AIM: Quote every line as given.

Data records

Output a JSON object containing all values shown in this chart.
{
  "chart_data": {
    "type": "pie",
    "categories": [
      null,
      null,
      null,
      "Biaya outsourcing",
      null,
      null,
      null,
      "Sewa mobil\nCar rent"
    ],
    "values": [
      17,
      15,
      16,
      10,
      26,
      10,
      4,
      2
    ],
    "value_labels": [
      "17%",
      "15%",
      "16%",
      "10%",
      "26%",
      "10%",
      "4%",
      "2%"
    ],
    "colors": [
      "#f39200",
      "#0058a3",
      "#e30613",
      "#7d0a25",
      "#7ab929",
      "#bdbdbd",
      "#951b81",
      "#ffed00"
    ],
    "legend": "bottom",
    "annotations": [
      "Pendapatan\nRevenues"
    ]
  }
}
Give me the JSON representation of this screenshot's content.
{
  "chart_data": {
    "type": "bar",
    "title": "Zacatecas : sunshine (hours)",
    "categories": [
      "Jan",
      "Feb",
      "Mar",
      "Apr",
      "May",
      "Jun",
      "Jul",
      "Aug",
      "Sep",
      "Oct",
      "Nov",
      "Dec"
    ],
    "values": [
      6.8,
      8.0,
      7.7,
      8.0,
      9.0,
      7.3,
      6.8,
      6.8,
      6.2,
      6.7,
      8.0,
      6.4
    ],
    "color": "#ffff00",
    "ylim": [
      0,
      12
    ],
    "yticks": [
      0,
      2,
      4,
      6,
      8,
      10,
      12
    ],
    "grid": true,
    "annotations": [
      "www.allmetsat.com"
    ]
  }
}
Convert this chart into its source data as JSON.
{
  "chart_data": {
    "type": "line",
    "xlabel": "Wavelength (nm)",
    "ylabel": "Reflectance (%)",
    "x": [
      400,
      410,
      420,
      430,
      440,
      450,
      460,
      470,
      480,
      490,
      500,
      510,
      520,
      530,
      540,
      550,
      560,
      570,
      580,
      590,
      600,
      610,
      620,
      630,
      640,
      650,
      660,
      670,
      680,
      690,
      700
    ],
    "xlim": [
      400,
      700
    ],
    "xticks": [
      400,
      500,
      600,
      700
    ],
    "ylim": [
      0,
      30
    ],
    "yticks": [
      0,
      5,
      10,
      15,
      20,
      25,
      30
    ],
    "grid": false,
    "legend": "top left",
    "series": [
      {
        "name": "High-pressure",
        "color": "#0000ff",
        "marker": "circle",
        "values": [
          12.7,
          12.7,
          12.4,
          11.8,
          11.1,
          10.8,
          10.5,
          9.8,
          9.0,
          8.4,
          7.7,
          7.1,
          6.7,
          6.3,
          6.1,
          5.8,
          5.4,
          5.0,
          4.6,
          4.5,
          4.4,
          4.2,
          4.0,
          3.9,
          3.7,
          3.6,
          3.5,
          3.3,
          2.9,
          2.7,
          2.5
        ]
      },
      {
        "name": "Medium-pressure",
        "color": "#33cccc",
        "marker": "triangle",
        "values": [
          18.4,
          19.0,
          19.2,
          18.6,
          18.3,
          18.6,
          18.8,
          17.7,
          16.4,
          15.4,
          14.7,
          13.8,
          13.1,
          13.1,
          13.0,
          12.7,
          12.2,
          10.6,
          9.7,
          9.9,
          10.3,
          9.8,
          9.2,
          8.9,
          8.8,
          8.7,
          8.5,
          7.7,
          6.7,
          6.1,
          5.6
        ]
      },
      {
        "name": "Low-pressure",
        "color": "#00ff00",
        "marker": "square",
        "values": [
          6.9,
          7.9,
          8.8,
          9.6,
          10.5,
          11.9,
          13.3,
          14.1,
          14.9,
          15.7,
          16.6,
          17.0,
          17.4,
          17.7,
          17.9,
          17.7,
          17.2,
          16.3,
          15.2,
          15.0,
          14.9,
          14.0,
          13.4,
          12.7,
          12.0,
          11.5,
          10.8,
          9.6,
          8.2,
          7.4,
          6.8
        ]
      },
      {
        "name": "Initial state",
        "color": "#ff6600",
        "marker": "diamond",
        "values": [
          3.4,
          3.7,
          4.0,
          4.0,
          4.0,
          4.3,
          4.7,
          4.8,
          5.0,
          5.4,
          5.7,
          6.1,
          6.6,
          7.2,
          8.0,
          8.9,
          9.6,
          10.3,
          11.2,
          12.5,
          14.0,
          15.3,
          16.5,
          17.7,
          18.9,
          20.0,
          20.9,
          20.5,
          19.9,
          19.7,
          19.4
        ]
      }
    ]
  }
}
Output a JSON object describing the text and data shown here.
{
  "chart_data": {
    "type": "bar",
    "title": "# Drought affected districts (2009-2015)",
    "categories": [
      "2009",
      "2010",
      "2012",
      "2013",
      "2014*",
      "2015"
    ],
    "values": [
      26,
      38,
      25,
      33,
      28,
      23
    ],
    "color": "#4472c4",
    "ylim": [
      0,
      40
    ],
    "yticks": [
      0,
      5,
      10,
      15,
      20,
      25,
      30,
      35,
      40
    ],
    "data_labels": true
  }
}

ANSWER TO THE TASK:
Output a JSON object containing all values shown in this chart.
{
  "chart_data": {
    "type": "pie",
    "categories": [
      null,
      null,
      null,
      "Biaya outsourcing",
      null,
      null,
      null,
      "Sewa mobil\nCar rent"
    ],
    "values": [
      17,
      15,
      16,
      10,
      26,
      10,
      4,
      2
    ],
    "value_labels": [
      "17%",
      "15%",
      "16%",
      "10%",
      "26%",
      "10%",
      "4%",
      "2%"
    ],
    "colors": [
      "#f39200",
      "#0058a3",
      "#e30613",
      "#7d0a25",
      "#7ab929",
      "#bdbdbd",
      "#951b81",
      "#ffed00"
    ],
    "legend": "bottom",
    "annotations": [
      "Pendapatan\nRevenues"
    ]
  }
}
Give me the JSON representation of this screenshot's content.
{
  "chart_data": {
    "type": "bar",
    "title": "Zacatecas : sunshine (hours)",
    "categories": [
      "Jan",
      "Feb",
      "Mar",
      "Apr",
      "May",
      "Jun",
      "Jul",
      "Aug",
      "Sep",
      "Oct",
      "Nov",
      "Dec"
    ],
    "values": [
      6.8,
      8.0,
      7.7,
      8.0,
      9.0,
      7.3,
      6.8,
      6.8,
      6.2,
      6.7,
      8.0,
      6.4
    ],
    "color": "#ffff00",
    "ylim": [
      0,
      12
    ],
    "yticks": [
      0,
      2,
      4,
      6,
      8,
      10,
      12
    ],
    "grid": true,
    "annotations": [
      "www.allmetsat.com"
    ]
  }
}
Convert this chart into its source data as JSON.
{
  "chart_data": {
    "type": "line",
    "xlabel": "Wavelength (nm)",
    "ylabel": "Reflectance (%)",
    "x": [
      400,
      410,
      420,
      430,
      440,
      450,
      460,
      470,
      480,
      490,
      500,
      510,
      520,
      530,
      540,
      550,
      560,
      570,
      580,
      590,
      600,
      610,
      620,
      630,
      640,
      650,
      660,
      670,
      680,
      690,
      700
    ],
    "xlim": [
      400,
      700
    ],
    "xticks": [
      400,
      500,
      600,
      700
    ],
    "ylim": [
      0,
      30
    ],
    "yticks": [
      0,
      5,
      10,
      15,
      20,
      25,
      30
    ],
    "grid": false,
    "legend": "top left",
    "series": [
      {
        "name": "High-pressure",
        "color": "#0000ff",
        "marker": "circle",
        "values": [
          12.7,
          12.7,
          12.4,
          11.8,
          11.1,
          10.8,
          10.5,
          9.8,
          9.0,
          8.4,
          7.7,
          7.1,
          6.7,
          6.3,
          6.1,
          5.8,
          5.4,
          5.0,
          4.6,
          4.5,
          4.4,
          4.2,
          4.0,
          3.9,
          3.7,
          3.6,
          3.5,
          3.3,
          2.9,
          2.7,
          2.5
        ]
      },
      {
        "name": "Medium-pressure",
        "color": "#33cccc",
        "marker": "triangle",
        "values": [
          18.4,
          19.0,
          19.2,
          18.6,
          18.3,
          18.6,
          18.8,
          17.7,
          16.4,
          15.4,
          14.7,
          13.8,
          13.1,
          13.1,
          13.0,
          12.7,
          12.2,
          10.6,
          9.7,
          9.9,
          10.3,
          9.8,
          9.2,
          8.9,
          8.8,
          8.7,
          8.5,
          7.7,
          6.7,
          6.1,
          5.6
        ]
      },
      {
        "name": "Low-pressure",
        "color": "#00ff00",
        "marker": "square",
        "values": [
          6.9,
          7.9,
          8.8,
          9.6,
          10.5,
          11.9,
          13.3,
          14.1,
          14.9,
          15.7,
          16.6,
          17.0,
          17.4,
          17.7,
          17.9,
          17.7,
          17.2,
          16.3,
          15.2,
          15.0,
          14.9,
          14.0,
          13.4,
          12.7,
          12.0,
          11.5,
          10.8,
          9.6,
          8.2,
          7.4,
          6.8
        ]
      },
      {
        "name": "Initial state",
        "color": "#ff6600",
        "marker": "diamond",
        "values": [
          3.4,
          3.7,
          4.0,
          4.0,
          4.0,
          4.3,
          4.7,
          4.8,
          5.0,
          5.4,
          5.7,
          6.1,
          6.6,
          7.2,
          8.0,
          8.9,
          9.6,
          10.3,
          11.2,
          12.5,
          14.0,
          15.3,
          16.5,
          17.7,
          18.9,
          20.0,
          20.9,
          20.5,
          19.9,
          19.7,
          19.4
        ]
      }
    ]
  }
}
Output a JSON object describing the text and data shown here.
{
  "chart_data": {
    "type": "bar",
    "title": "# Drought affected districts (2009-2015)",
    "categories": [
      "2009",
      "2010",
      "2012",
      "2013",
      "2014*",
      "2015"
    ],
    "values": [
      26,
      38,
      25,
      33,
      28,
      23
    ],
    "color": "#4472c4",
    "ylim": [
      0,
      40
    ],
    "yticks": [
      0,
      5,
      10,
      15,
      20,
      25,
      30,
      35,
      40
    ],
    "data_labels": true
  }
}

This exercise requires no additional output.